## Stated task
Write out all of the entries that follow, word for word, but skip the pictures.

========================================

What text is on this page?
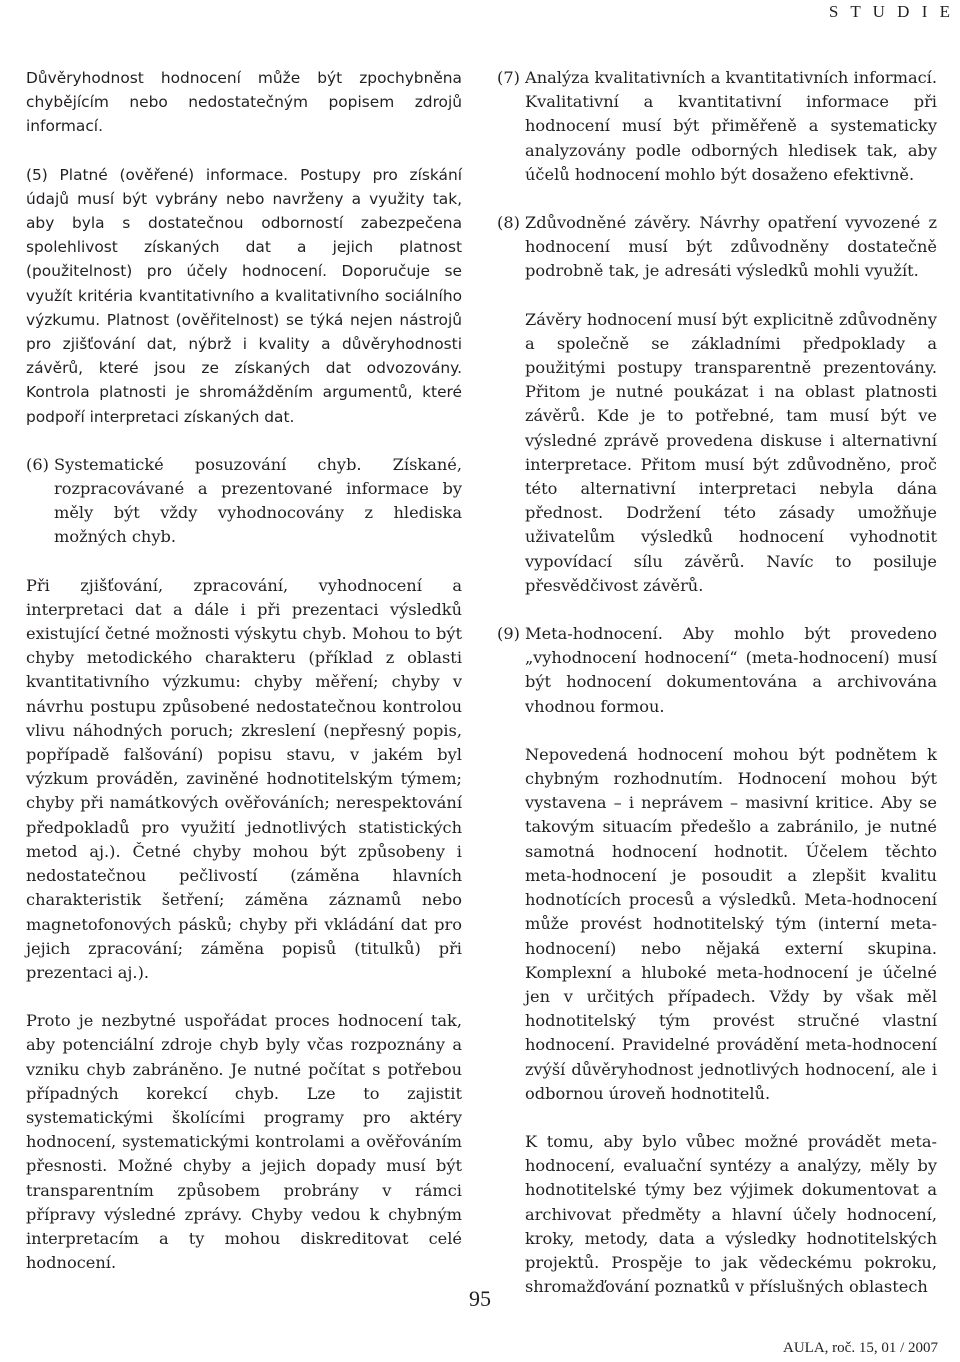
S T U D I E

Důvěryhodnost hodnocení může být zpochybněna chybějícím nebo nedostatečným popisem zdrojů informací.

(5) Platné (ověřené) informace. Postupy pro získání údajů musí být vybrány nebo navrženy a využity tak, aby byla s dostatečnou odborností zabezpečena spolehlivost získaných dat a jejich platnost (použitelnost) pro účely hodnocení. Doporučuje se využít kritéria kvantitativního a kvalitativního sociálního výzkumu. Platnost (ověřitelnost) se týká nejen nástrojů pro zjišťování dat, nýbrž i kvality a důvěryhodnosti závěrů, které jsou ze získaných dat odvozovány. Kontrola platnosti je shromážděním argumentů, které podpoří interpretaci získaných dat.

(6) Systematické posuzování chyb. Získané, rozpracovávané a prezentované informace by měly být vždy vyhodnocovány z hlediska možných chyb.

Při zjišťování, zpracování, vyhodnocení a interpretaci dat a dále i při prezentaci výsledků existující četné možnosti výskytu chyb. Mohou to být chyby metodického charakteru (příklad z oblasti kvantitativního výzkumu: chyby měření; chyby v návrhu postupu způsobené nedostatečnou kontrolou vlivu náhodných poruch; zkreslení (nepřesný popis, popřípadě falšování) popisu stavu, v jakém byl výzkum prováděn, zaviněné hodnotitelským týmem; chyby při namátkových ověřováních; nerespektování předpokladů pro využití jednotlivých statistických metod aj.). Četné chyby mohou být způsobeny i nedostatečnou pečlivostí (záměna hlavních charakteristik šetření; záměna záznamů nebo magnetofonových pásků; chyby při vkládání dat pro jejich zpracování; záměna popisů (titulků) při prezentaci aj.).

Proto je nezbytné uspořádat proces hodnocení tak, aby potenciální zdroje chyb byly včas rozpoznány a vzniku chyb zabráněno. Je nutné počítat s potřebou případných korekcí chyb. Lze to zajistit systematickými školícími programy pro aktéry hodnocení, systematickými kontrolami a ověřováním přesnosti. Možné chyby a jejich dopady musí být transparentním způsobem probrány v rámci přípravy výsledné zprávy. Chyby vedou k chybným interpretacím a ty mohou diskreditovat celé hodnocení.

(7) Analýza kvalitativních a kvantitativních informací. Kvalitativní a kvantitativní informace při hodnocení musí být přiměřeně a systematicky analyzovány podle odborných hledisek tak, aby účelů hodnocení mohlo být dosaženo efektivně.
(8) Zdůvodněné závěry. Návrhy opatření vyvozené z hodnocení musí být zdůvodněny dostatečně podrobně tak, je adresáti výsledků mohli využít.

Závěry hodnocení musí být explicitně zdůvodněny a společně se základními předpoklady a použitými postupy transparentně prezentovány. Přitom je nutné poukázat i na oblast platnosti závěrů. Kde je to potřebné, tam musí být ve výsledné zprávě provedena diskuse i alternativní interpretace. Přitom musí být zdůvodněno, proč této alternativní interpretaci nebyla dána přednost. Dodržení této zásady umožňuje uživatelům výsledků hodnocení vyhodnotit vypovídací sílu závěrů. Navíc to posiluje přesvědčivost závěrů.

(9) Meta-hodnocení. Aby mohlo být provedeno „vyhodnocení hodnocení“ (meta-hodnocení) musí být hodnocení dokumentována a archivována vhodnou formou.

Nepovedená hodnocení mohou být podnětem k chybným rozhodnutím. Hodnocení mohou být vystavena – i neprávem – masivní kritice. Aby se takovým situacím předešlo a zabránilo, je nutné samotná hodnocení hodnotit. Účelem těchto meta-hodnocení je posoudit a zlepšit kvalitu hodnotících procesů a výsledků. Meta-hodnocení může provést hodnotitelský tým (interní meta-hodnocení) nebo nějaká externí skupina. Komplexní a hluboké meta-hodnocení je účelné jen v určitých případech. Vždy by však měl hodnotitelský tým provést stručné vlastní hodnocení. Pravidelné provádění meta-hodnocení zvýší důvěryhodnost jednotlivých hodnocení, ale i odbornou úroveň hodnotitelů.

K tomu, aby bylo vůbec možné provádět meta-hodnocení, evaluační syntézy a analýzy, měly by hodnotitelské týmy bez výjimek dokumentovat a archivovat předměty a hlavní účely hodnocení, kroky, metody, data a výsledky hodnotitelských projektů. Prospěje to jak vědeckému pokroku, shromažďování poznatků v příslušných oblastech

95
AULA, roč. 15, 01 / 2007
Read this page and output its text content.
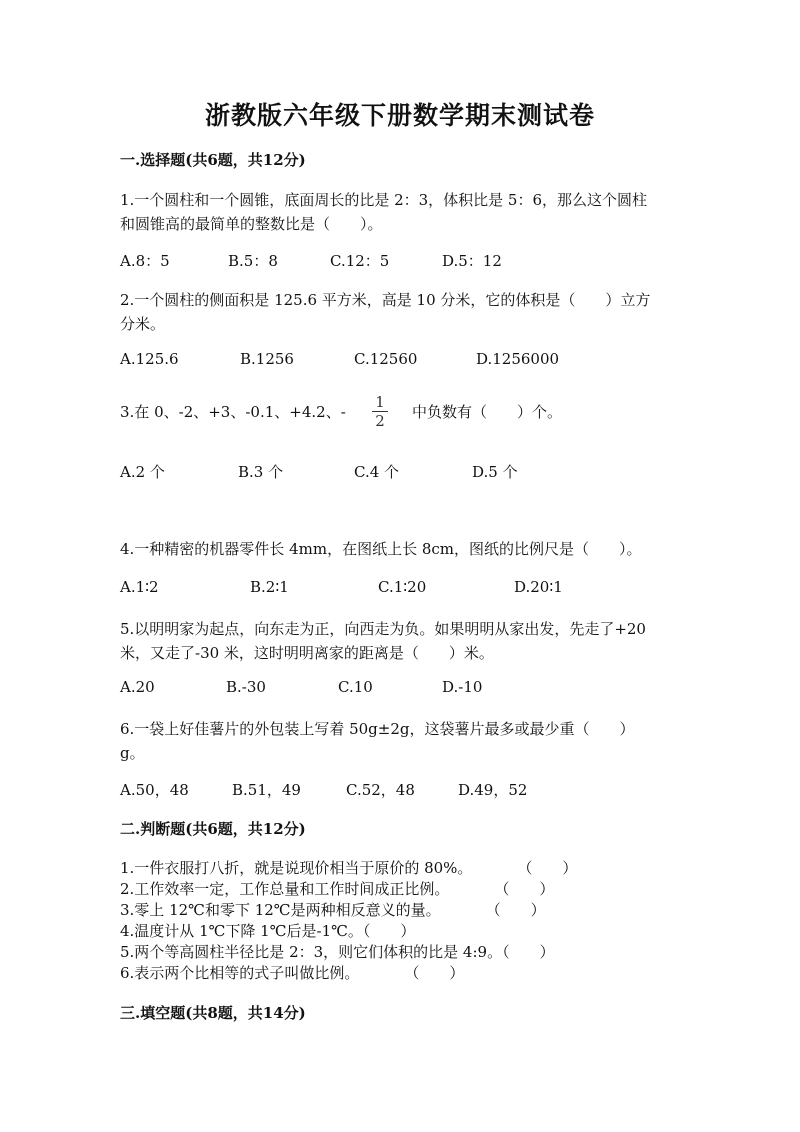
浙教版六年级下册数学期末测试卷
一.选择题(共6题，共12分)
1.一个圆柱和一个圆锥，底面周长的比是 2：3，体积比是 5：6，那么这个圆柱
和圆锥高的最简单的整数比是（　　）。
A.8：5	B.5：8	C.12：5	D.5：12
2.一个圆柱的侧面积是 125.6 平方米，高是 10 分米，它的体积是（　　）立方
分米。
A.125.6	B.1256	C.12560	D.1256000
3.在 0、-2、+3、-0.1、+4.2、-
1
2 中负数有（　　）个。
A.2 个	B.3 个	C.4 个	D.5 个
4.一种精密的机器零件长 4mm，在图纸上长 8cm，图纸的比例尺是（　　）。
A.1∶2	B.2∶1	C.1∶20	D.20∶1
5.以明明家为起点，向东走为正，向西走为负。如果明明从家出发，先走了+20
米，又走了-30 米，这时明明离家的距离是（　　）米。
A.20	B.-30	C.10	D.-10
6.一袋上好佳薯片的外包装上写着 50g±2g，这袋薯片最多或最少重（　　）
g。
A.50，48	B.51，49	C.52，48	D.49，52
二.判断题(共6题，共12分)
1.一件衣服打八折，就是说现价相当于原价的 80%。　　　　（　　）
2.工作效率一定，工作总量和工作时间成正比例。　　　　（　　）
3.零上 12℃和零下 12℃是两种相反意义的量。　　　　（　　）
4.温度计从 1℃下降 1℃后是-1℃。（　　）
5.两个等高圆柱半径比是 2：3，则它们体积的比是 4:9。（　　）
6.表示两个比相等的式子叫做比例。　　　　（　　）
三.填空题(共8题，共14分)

========================================

## Finished answer
What text is on this page?
S T U D I E

Důvěryhodnost hodnocení může být zpochybněna chybějícím nebo nedostatečným popisem zdrojů informací.

(5) Platné (ověřené) informace. Postupy pro získání údajů musí být vybrány nebo navrženy a využity tak, aby byla s dostatečnou odborností zabezpečena spolehlivost získaných dat a jejich platnost (použitelnost) pro účely hodnocení. Doporučuje se využít kritéria kvantitativního a kvalitativního sociálního výzkumu. Platnost (ověřitelnost) se týká nejen nástrojů pro zjišťování dat, nýbrž i kvality a důvěryhodnosti závěrů, které jsou ze získaných dat odvozovány. Kontrola platnosti je shromážděním argumentů, které podpoří interpretaci získaných dat.

(6) Systematické posuzování chyb. Získané, rozpracovávané a prezentované informace by měly být vždy vyhodnocovány z hlediska možných chyb.

Při zjišťování, zpracování, vyhodnocení a interpretaci dat a dále i při prezentaci výsledků existující četné možnosti výskytu chyb. Mohou to být chyby metodického charakteru (příklad z oblasti kvantitativního výzkumu: chyby měření; chyby v návrhu postupu způsobené nedostatečnou kontrolou vlivu náhodných poruch; zkreslení (nepřesný popis, popřípadě falšování) popisu stavu, v jakém byl výzkum prováděn, zaviněné hodnotitelským týmem; chyby při namátkových ověřováních; nerespektování předpokladů pro využití jednotlivých statistických metod aj.). Četné chyby mohou být způsobeny i nedostatečnou pečlivostí (záměna hlavních charakteristik šetření; záměna záznamů nebo magnetofonových pásků; chyby při vkládání dat pro jejich zpracování; záměna popisů (titulků) při prezentaci aj.).

Proto je nezbytné uspořádat proces hodnocení tak, aby potenciální zdroje chyb byly včas rozpoznány a vzniku chyb zabráněno. Je nutné počítat s potřebou případných korekcí chyb. Lze to zajistit systematickými školícími programy pro aktéry hodnocení, systematickými kontrolami a ověřováním přesnosti. Možné chyby a jejich dopady musí být transparentním způsobem probrány v rámci přípravy výsledné zprávy. Chyby vedou k chybným interpretacím a ty mohou diskreditovat celé hodnocení.

(7) Analýza kvalitativních a kvantitativních informací. Kvalitativní a kvantitativní informace při hodnocení musí být přiměřeně a systematicky analyzovány podle odborných hledisek tak, aby účelů hodnocení mohlo být dosaženo efektivně.
(8) Zdůvodněné závěry. Návrhy opatření vyvozené z hodnocení musí být zdůvodněny dostatečně podrobně tak, je adresáti výsledků mohli využít.

Závěry hodnocení musí být explicitně zdůvodněny a společně se základními předpoklady a použitými postupy transparentně prezentovány. Přitom je nutné poukázat i na oblast platnosti závěrů. Kde je to potřebné, tam musí být ve výsledné zprávě provedena diskuse i alternativní interpretace. Přitom musí být zdůvodněno, proč této alternativní interpretaci nebyla dána přednost. Dodržení této zásady umožňuje uživatelům výsledků hodnocení vyhodnotit vypovídací sílu závěrů. Navíc to posiluje přesvědčivost závěrů.

(9) Meta-hodnocení. Aby mohlo být provedeno „vyhodnocení hodnocení“ (meta-hodnocení) musí být hodnocení dokumentována a archivována vhodnou formou.

Nepovedená hodnocení mohou být podnětem k chybným rozhodnutím. Hodnocení mohou být vystavena – i neprávem – masivní kritice. Aby se takovým situacím předešlo a zabránilo, je nutné samotná hodnocení hodnotit. Účelem těchto meta-hodnocení je posoudit a zlepšit kvalitu hodnotících procesů a výsledků. Meta-hodnocení může provést hodnotitelský tým (interní meta-hodnocení) nebo nějaká externí skupina. Komplexní a hluboké meta-hodnocení je účelné jen v určitých případech. Vždy by však měl hodnotitelský tým provést stručné vlastní hodnocení. Pravidelné provádění meta-hodnocení zvýší důvěryhodnost jednotlivých hodnocení, ale i odbornou úroveň hodnotitelů.

K tomu, aby bylo vůbec možné provádět meta-hodnocení, evaluační syntézy a analýzy, měly by hodnotitelské týmy bez výjimek dokumentovat a archivovat předměty a hlavní účely hodnocení, kroky, metody, data a výsledky hodnotitelských projektů. Prospěje to jak vědeckému pokroku, shromažďování poznatků v příslušných oblastech

95
AULA, roč. 15, 01 / 2007
Read this page and output its text content.
浙教版六年级下册数学期末测试卷
一.选择题(共6题，共12分)
1.一个圆柱和一个圆锥，底面周长的比是 2：3，体积比是 5：6，那么这个圆柱
和圆锥高的最简单的整数比是（　　）。
A.8：5	B.5：8	C.12：5	D.5：12
2.一个圆柱的侧面积是 125.6 平方米，高是 10 分米，它的体积是（　　）立方
分米。
A.125.6	B.1256	C.12560	D.1256000
3.在 0、-2、+3、-0.1、+4.2、-
1
2 中负数有（　　）个。
A.2 个	B.3 个	C.4 个	D.5 个
4.一种精密的机器零件长 4mm，在图纸上长 8cm，图纸的比例尺是（　　）。
A.1∶2	B.2∶1	C.1∶20	D.20∶1
5.以明明家为起点，向东走为正，向西走为负。如果明明从家出发，先走了+20
米，又走了-30 米，这时明明离家的距离是（　　）米。
A.20	B.-30	C.10	D.-10
6.一袋上好佳薯片的外包装上写着 50g±2g，这袋薯片最多或最少重（　　）
g。
A.50，48	B.51，49	C.52，48	D.49，52
二.判断题(共6题，共12分)
1.一件衣服打八折，就是说现价相当于原价的 80%。　　　　（　　）
2.工作效率一定，工作总量和工作时间成正比例。　　　　（　　）
3.零上 12℃和零下 12℃是两种相反意义的量。　　　　（　　）
4.温度计从 1℃下降 1℃后是-1℃。（　　）
5.两个等高圆柱半径比是 2：3，则它们体积的比是 4:9。（　　）
6.表示两个比相等的式子叫做比例。　　　　（　　）
三.填空题(共8题，共14分)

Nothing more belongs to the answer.